Transcribe all of the records word for word, but omit the pictures.

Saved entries
-------------------------

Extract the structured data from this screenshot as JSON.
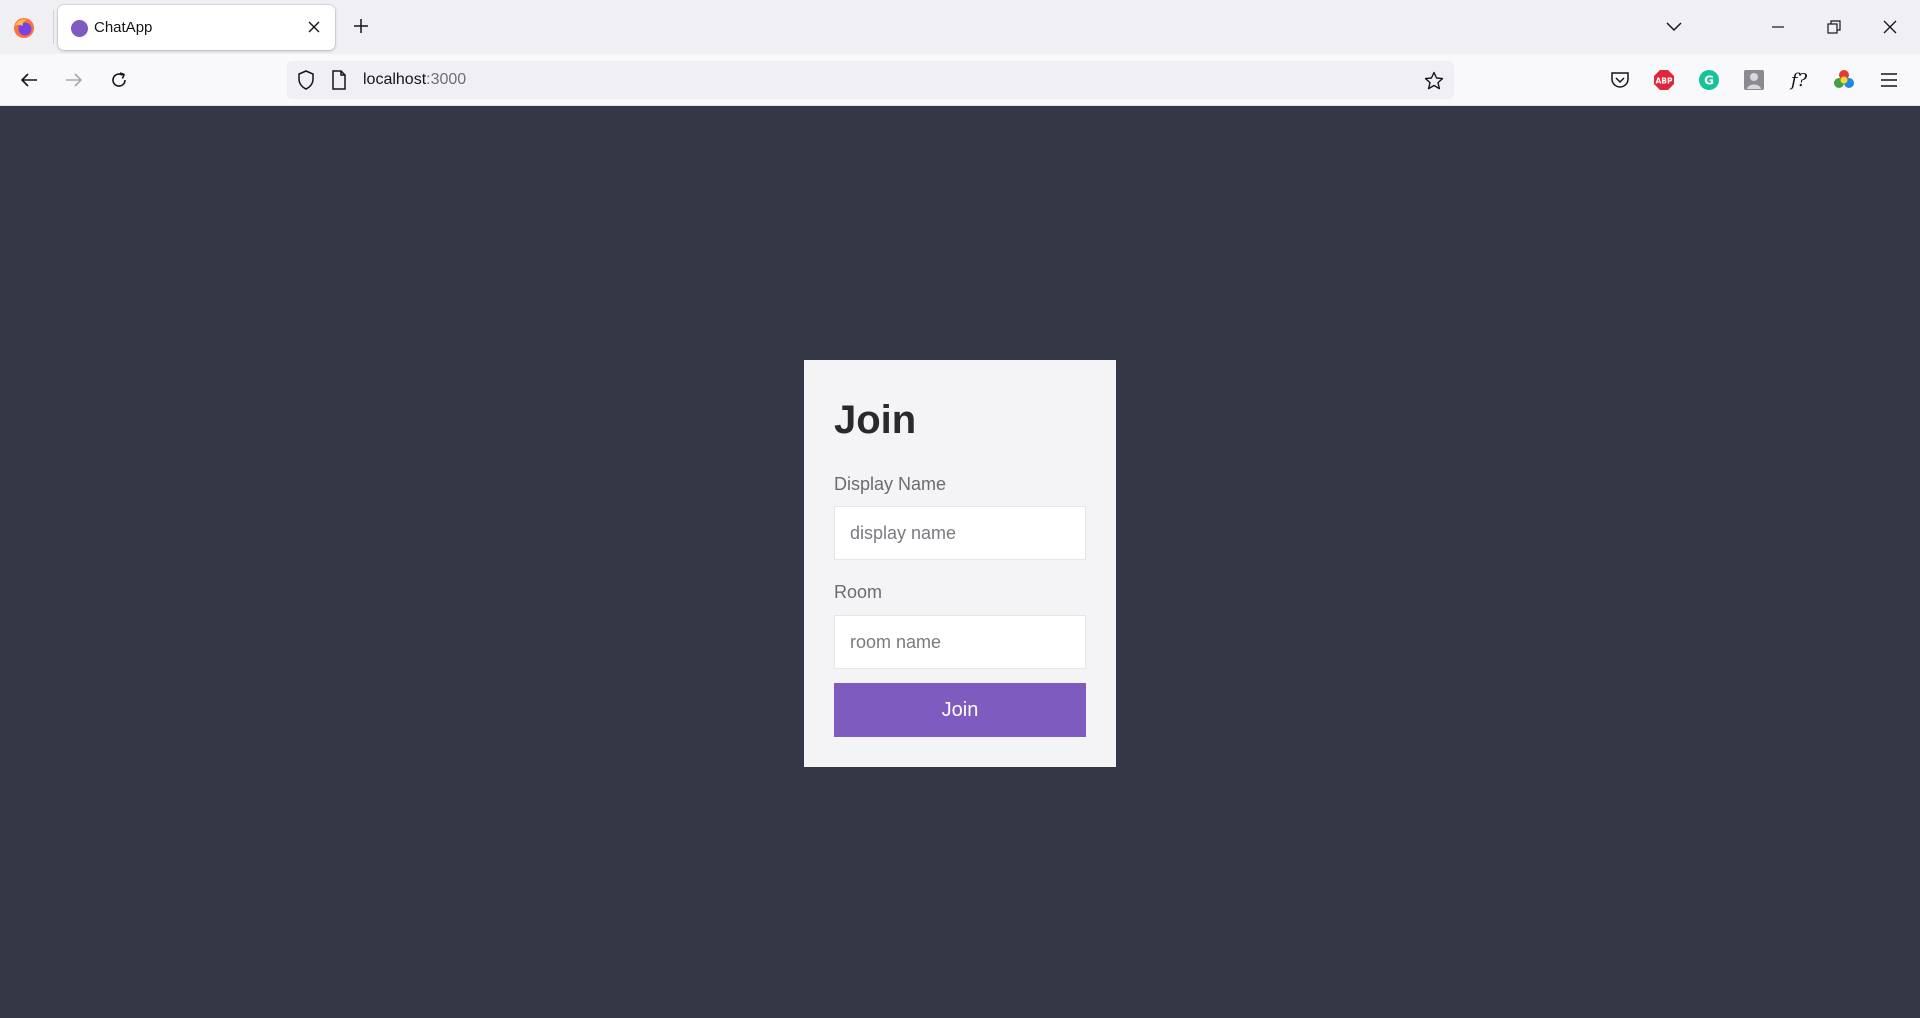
{
  "browser": {
    "tab": {
      "title": "ChatApp",
      "favicon_color": "#7e5bbe"
    },
    "url": {
      "host": "localhost",
      "port": ":3000"
    },
    "icons": {
      "firefox": "firefox-logo-icon",
      "close_tab": "close-icon",
      "new_tab": "plus-icon",
      "tab_list": "chevron-down-icon",
      "minimize": "minimize-icon",
      "restore": "restore-icon",
      "close_window": "close-icon",
      "back": "arrow-left-icon",
      "forward": "arrow-right-icon",
      "reload": "reload-icon",
      "shield": "shield-icon",
      "page": "page-icon",
      "bookmark": "star-icon",
      "pocket": "pocket-icon",
      "adblock": "adblock-icon",
      "grammarly": "grammarly-icon",
      "profile_ext": "extension-avatar-icon",
      "font_finder": "font-finder-icon",
      "color_ext": "color-picker-icon",
      "menu": "hamburger-menu-icon"
    },
    "extensions": {
      "adblock_label": "ABP",
      "grammarly_label": "G",
      "fontfinder_label": "f?"
    }
  },
  "join_form": {
    "title": "Join",
    "display_name_label": "Display Name",
    "display_name_placeholder": "display name",
    "display_name_value": "",
    "room_label": "Room",
    "room_placeholder": "room name",
    "room_value": "",
    "submit_label": "Join"
  },
  "colors": {
    "page_background": "#343846",
    "card_background": "#f4f4f6",
    "accent": "#7e5bbe",
    "adblock_red": "#e0263a",
    "grammarly_green": "#15c39a"
  }
}
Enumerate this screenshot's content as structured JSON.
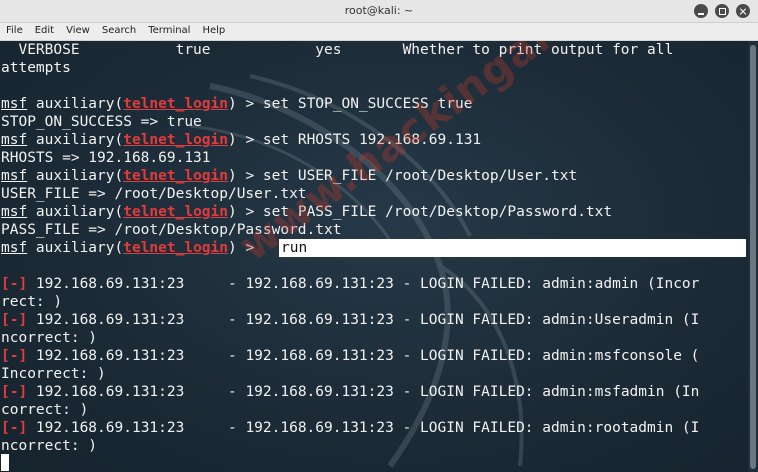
{
  "window": {
    "title": "root@kali: ~"
  },
  "menu": [
    "File",
    "Edit",
    "View",
    "Search",
    "Terminal",
    "Help"
  ],
  "watermark": "www.hackingarticles.in",
  "terminal": {
    "verbose_row": "  VERBOSE           true            yes       Whether to print output for all",
    "attempts": "attempts",
    "prompt_prefix": "msf",
    "prompt_module_word": " auxiliary(",
    "module": "telnet_login",
    "prompt_suffix": ") > ",
    "commands": [
      {
        "cmd": "set STOP_ON_SUCCESS true",
        "out": "STOP_ON_SUCCESS => true"
      },
      {
        "cmd": "set RHOSTS 192.168.69.131",
        "out": "RHOSTS => 192.168.69.131"
      },
      {
        "cmd": "set USER_FILE /root/Desktop/User.txt",
        "out": "USER_FILE => /root/Desktop/User.txt"
      },
      {
        "cmd": "set PASS_FILE /root/Desktop/Password.txt",
        "out": "PASS_FILE => /root/Desktop/Password.txt"
      }
    ],
    "run_cmd": "run",
    "fail_marker": "[-]",
    "results": [
      {
        "main": " 192.168.69.131:23     - 192.168.69.131:23 - LOGIN FAILED: admin:admin (Incor",
        "wrap": "rect: )"
      },
      {
        "main": " 192.168.69.131:23     - 192.168.69.131:23 - LOGIN FAILED: admin:Useradmin (I",
        "wrap": "ncorrect: )"
      },
      {
        "main": " 192.168.69.131:23     - 192.168.69.131:23 - LOGIN FAILED: admin:msfconsole (",
        "wrap": "Incorrect: )"
      },
      {
        "main": " 192.168.69.131:23     - 192.168.69.131:23 - LOGIN FAILED: admin:msfadmin (In",
        "wrap": "correct: )"
      },
      {
        "main": " 192.168.69.131:23     - 192.168.69.131:23 - LOGIN FAILED: admin:rootadmin (I",
        "wrap": "ncorrect: )"
      }
    ]
  },
  "colors": {
    "terminal_bg": "#1b2a36",
    "error_red": "#e23b3b",
    "text": "#f2f2f2"
  }
}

-------------------------

THE REPLY:
Extract the structured data from this screenshot as JSON.
{
  "browser": {
    "tab": {
      "title": "ChatApp",
      "favicon_color": "#7e5bbe"
    },
    "url": {
      "host": "localhost",
      "port": ":3000"
    },
    "icons": {
      "firefox": "firefox-logo-icon",
      "close_tab": "close-icon",
      "new_tab": "plus-icon",
      "tab_list": "chevron-down-icon",
      "minimize": "minimize-icon",
      "restore": "restore-icon",
      "close_window": "close-icon",
      "back": "arrow-left-icon",
      "forward": "arrow-right-icon",
      "reload": "reload-icon",
      "shield": "shield-icon",
      "page": "page-icon",
      "bookmark": "star-icon",
      "pocket": "pocket-icon",
      "adblock": "adblock-icon",
      "grammarly": "grammarly-icon",
      "profile_ext": "extension-avatar-icon",
      "font_finder": "font-finder-icon",
      "color_ext": "color-picker-icon",
      "menu": "hamburger-menu-icon"
    },
    "extensions": {
      "adblock_label": "ABP",
      "grammarly_label": "G",
      "fontfinder_label": "f?"
    }
  },
  "join_form": {
    "title": "Join",
    "display_name_label": "Display Name",
    "display_name_placeholder": "display name",
    "display_name_value": "",
    "room_label": "Room",
    "room_placeholder": "room name",
    "room_value": "",
    "submit_label": "Join"
  },
  "colors": {
    "page_background": "#343846",
    "card_background": "#f4f4f6",
    "accent": "#7e5bbe",
    "adblock_red": "#e0263a",
    "grammarly_green": "#15c39a"
  }
}
Enumerate this screenshot's content as structured JSON.
{
  "window": {
    "title": "root@kali: ~"
  },
  "menu": [
    "File",
    "Edit",
    "View",
    "Search",
    "Terminal",
    "Help"
  ],
  "watermark": "www.hackingarticles.in",
  "terminal": {
    "verbose_row": "  VERBOSE           true            yes       Whether to print output for all",
    "attempts": "attempts",
    "prompt_prefix": "msf",
    "prompt_module_word": " auxiliary(",
    "module": "telnet_login",
    "prompt_suffix": ") > ",
    "commands": [
      {
        "cmd": "set STOP_ON_SUCCESS true",
        "out": "STOP_ON_SUCCESS => true"
      },
      {
        "cmd": "set RHOSTS 192.168.69.131",
        "out": "RHOSTS => 192.168.69.131"
      },
      {
        "cmd": "set USER_FILE /root/Desktop/User.txt",
        "out": "USER_FILE => /root/Desktop/User.txt"
      },
      {
        "cmd": "set PASS_FILE /root/Desktop/Password.txt",
        "out": "PASS_FILE => /root/Desktop/Password.txt"
      }
    ],
    "run_cmd": "run",
    "fail_marker": "[-]",
    "results": [
      {
        "main": " 192.168.69.131:23     - 192.168.69.131:23 - LOGIN FAILED: admin:admin (Incor",
        "wrap": "rect: )"
      },
      {
        "main": " 192.168.69.131:23     - 192.168.69.131:23 - LOGIN FAILED: admin:Useradmin (I",
        "wrap": "ncorrect: )"
      },
      {
        "main": " 192.168.69.131:23     - 192.168.69.131:23 - LOGIN FAILED: admin:msfconsole (",
        "wrap": "Incorrect: )"
      },
      {
        "main": " 192.168.69.131:23     - 192.168.69.131:23 - LOGIN FAILED: admin:msfadmin (In",
        "wrap": "correct: )"
      },
      {
        "main": " 192.168.69.131:23     - 192.168.69.131:23 - LOGIN FAILED: admin:rootadmin (I",
        "wrap": "ncorrect: )"
      }
    ]
  },
  "colors": {
    "terminal_bg": "#1b2a36",
    "error_red": "#e23b3b",
    "text": "#f2f2f2"
  }
}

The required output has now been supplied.